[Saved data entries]
----

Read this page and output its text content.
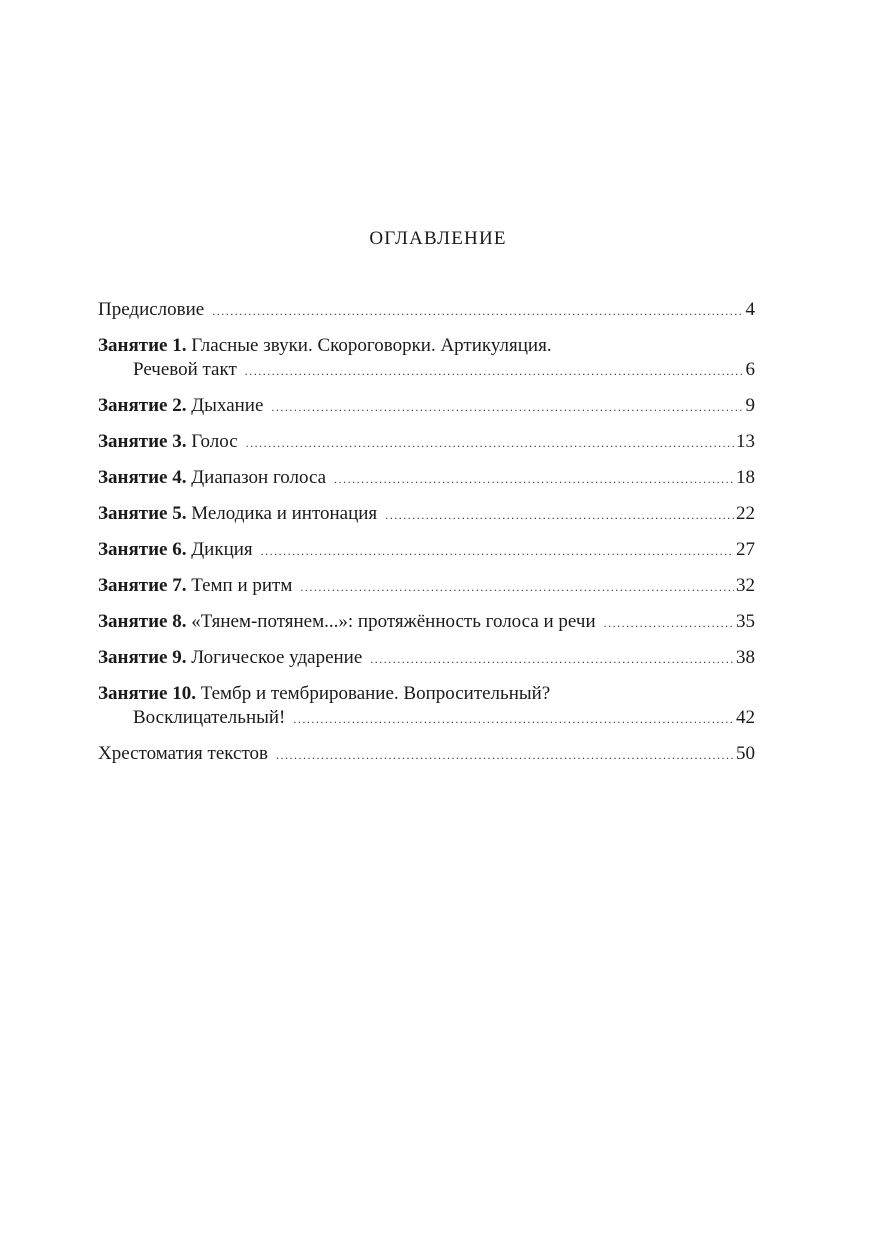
ОГЛАВЛЕНИЕ
Предисловие .....	4
Занятие 1. Гласные звуки. Скороговорки. Артикуляция.
Речевой такт .....	6
Занятие 2. Дыхание .....	9
Занятие 3. Голос .....	13
Занятие 4. Диапазон голоса .....	18
Занятие 5. Мелодика и интонация .....	22
Занятие 6. Дикция .....	27
Занятие 7. Темп и ритм .....	32
Занятие 8. «Тянем-потянем...»: протяжённость голоса и речи .....	35
Занятие 9. Логическое ударение .....	38
Занятие 10. Тембр и тембрирование. Вопросительный?
Восклицательный! .....	42
Хрестоматия текстов .....	50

----

Omit the pictures and restate the rest of the records verbatim.

### [Output for this exercise]
Read this page and output its text content.
ОГЛАВЛЕНИЕ
Предисловие .....	4
Занятие 1. Гласные звуки. Скороговорки. Артикуляция.
Речевой такт .....	6
Занятие 2. Дыхание .....	9
Занятие 3. Голос .....	13
Занятие 4. Диапазон голоса .....	18
Занятие 5. Мелодика и интонация .....	22
Занятие 6. Дикция .....	27
Занятие 7. Темп и ритм .....	32
Занятие 8. «Тянем-потянем...»: протяжённость голоса и речи .....	35
Занятие 9. Логическое ударение .....	38
Занятие 10. Тембр и тембрирование. Вопросительный?
Восклицательный! .....	42
Хрестоматия текстов .....	50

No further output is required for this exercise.